# Instructions to follow:
Set all the material down again unchanged, without the pictures.

# Working data:
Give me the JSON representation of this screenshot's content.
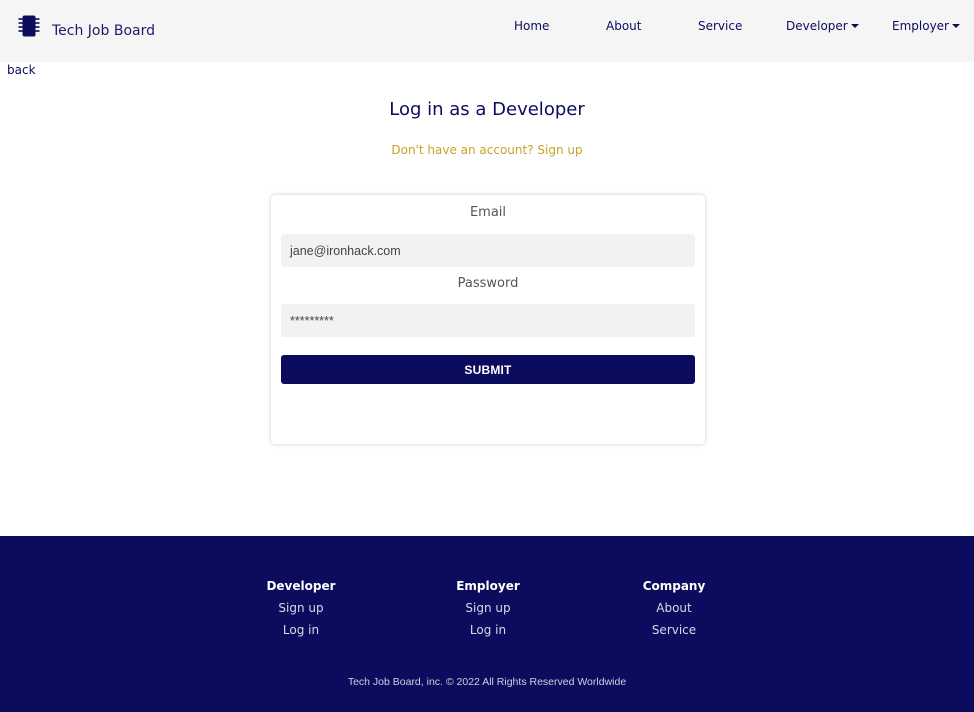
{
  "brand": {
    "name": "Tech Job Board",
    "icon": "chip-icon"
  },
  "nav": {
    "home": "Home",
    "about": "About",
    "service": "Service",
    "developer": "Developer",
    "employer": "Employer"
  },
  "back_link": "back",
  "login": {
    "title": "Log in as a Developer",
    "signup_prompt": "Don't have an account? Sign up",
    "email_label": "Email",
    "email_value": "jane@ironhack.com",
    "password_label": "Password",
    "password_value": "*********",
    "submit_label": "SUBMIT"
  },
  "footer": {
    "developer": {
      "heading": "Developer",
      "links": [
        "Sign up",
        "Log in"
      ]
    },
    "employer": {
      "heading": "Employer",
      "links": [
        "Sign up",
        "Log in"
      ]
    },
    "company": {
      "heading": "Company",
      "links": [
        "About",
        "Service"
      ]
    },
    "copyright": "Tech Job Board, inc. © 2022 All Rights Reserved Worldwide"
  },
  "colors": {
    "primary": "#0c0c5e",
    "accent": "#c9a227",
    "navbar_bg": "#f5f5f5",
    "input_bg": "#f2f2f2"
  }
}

# Response:
Give me the JSON representation of this screenshot's content.
{
  "brand": {
    "name": "Tech Job Board",
    "icon": "chip-icon"
  },
  "nav": {
    "home": "Home",
    "about": "About",
    "service": "Service",
    "developer": "Developer",
    "employer": "Employer"
  },
  "back_link": "back",
  "login": {
    "title": "Log in as a Developer",
    "signup_prompt": "Don't have an account? Sign up",
    "email_label": "Email",
    "email_value": "jane@ironhack.com",
    "password_label": "Password",
    "password_value": "*********",
    "submit_label": "SUBMIT"
  },
  "footer": {
    "developer": {
      "heading": "Developer",
      "links": [
        "Sign up",
        "Log in"
      ]
    },
    "employer": {
      "heading": "Employer",
      "links": [
        "Sign up",
        "Log in"
      ]
    },
    "company": {
      "heading": "Company",
      "links": [
        "About",
        "Service"
      ]
    },
    "copyright": "Tech Job Board, inc. © 2022 All Rights Reserved Worldwide"
  },
  "colors": {
    "primary": "#0c0c5e",
    "accent": "#c9a227",
    "navbar_bg": "#f5f5f5",
    "input_bg": "#f2f2f2"
  }
}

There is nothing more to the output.